◆ **Prompt**: Reproduce the entries word for word, and omit any picture you find in them.
## start
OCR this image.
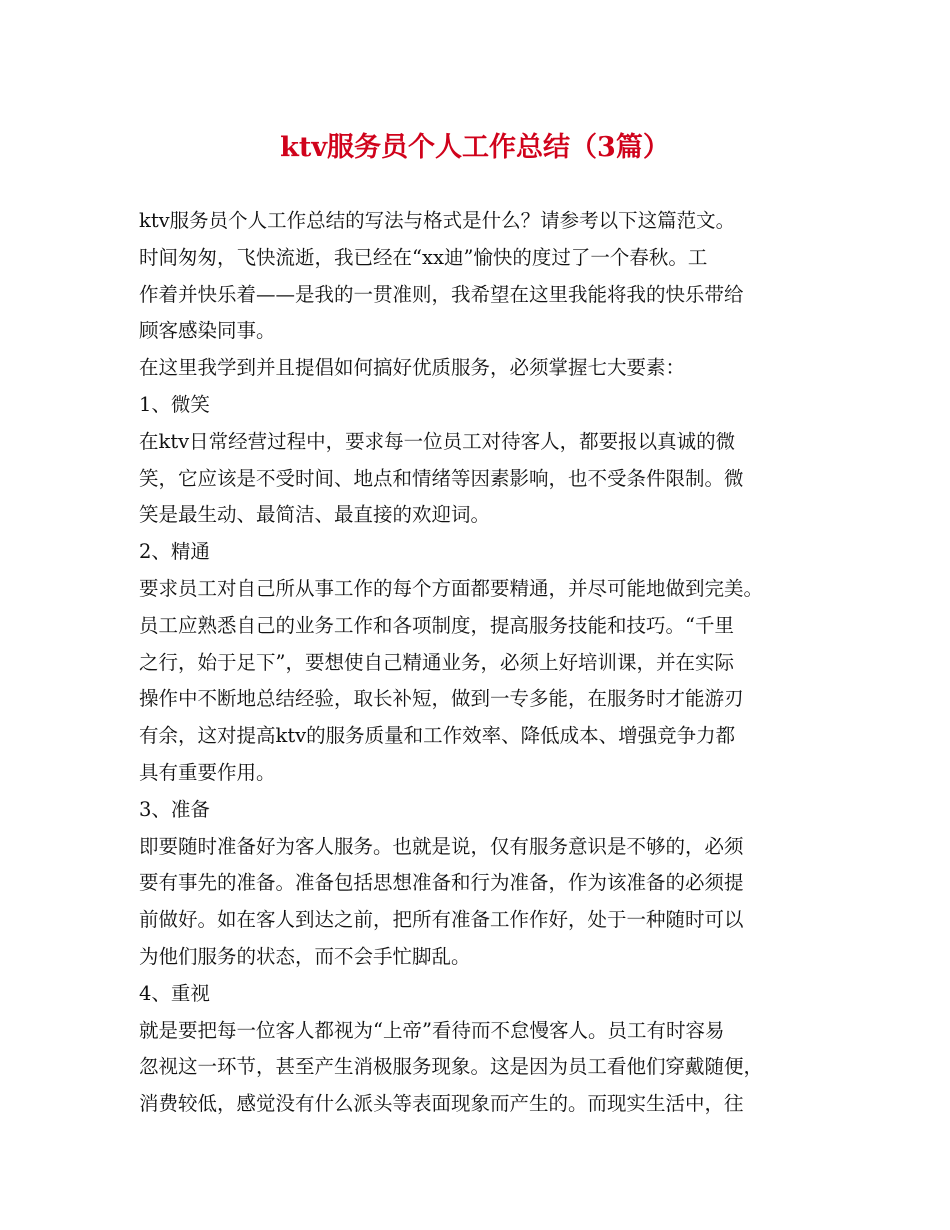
ktv服务员个人工作总结（3篇）
ktv服务员个人工作总结的写法与格式是什么？请参考以下这篇范文。
时间匆匆，飞快流逝，我已经在“xx迪”愉快的度过了一个春秋。工
作着并快乐着——是我的一贯准则，我希望在这里我能将我的快乐带给
顾客感染同事。
在这里我学到并且提倡如何搞好优质服务，必须掌握七大要素：
1、微笑
在ktv日常经营过程中，要求每一位员工对待客人，都要报以真诚的微
笑，它应该是不受时间、地点和情绪等因素影响，也不受条件限制。微
笑是最生动、最简洁、最直接的欢迎词。
2、精通
要求员工对自己所从事工作的每个方面都要精通，并尽可能地做到完美。
员工应熟悉自己的业务工作和各项制度，提高服务技能和技巧。“千里
之行，始于足下”，要想使自己精通业务，必须上好培训课，并在实际
操作中不断地总结经验，取长补短，做到一专多能，在服务时才能游刃
有余，这对提高ktv的服务质量和工作效率、降低成本、增强竞争力都
具有重要作用。
3、准备
即要随时准备好为客人服务。也就是说，仅有服务意识是不够的，必须
要有事先的准备。准备包括思想准备和行为准备，作为该准备的必须提
前做好。如在客人到达之前，把所有准备工作作好，处于一种随时可以
为他们服务的状态，而不会手忙脚乱。
4、重视
就是要把每一位客人都视为“上帝”看待而不怠慢客人。员工有时容易
忽视这一环节，甚至产生消极服务现象。这是因为员工看他们穿戴随便，
消费较低，感觉没有什么派头等表面现象而产生的。而现实生活中，往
## end
◆ **Solution to this task**:
OCR this image.
ktv服务员个人工作总结（3篇）
ktv服务员个人工作总结的写法与格式是什么？请参考以下这篇范文。
时间匆匆，飞快流逝，我已经在“xx迪”愉快的度过了一个春秋。工
作着并快乐着——是我的一贯准则，我希望在这里我能将我的快乐带给
顾客感染同事。
在这里我学到并且提倡如何搞好优质服务，必须掌握七大要素：
1、微笑
在ktv日常经营过程中，要求每一位员工对待客人，都要报以真诚的微
笑，它应该是不受时间、地点和情绪等因素影响，也不受条件限制。微
笑是最生动、最简洁、最直接的欢迎词。
2、精通
要求员工对自己所从事工作的每个方面都要精通，并尽可能地做到完美。
员工应熟悉自己的业务工作和各项制度，提高服务技能和技巧。“千里
之行，始于足下”，要想使自己精通业务，必须上好培训课，并在实际
操作中不断地总结经验，取长补短，做到一专多能，在服务时才能游刃
有余，这对提高ktv的服务质量和工作效率、降低成本、增强竞争力都
具有重要作用。
3、准备
即要随时准备好为客人服务。也就是说，仅有服务意识是不够的，必须
要有事先的准备。准备包括思想准备和行为准备，作为该准备的必须提
前做好。如在客人到达之前，把所有准备工作作好，处于一种随时可以
为他们服务的状态，而不会手忙脚乱。
4、重视
就是要把每一位客人都视为“上帝”看待而不怠慢客人。员工有时容易
忽视这一环节，甚至产生消极服务现象。这是因为员工看他们穿戴随便，
消费较低，感觉没有什么派头等表面现象而产生的。而现实生活中，往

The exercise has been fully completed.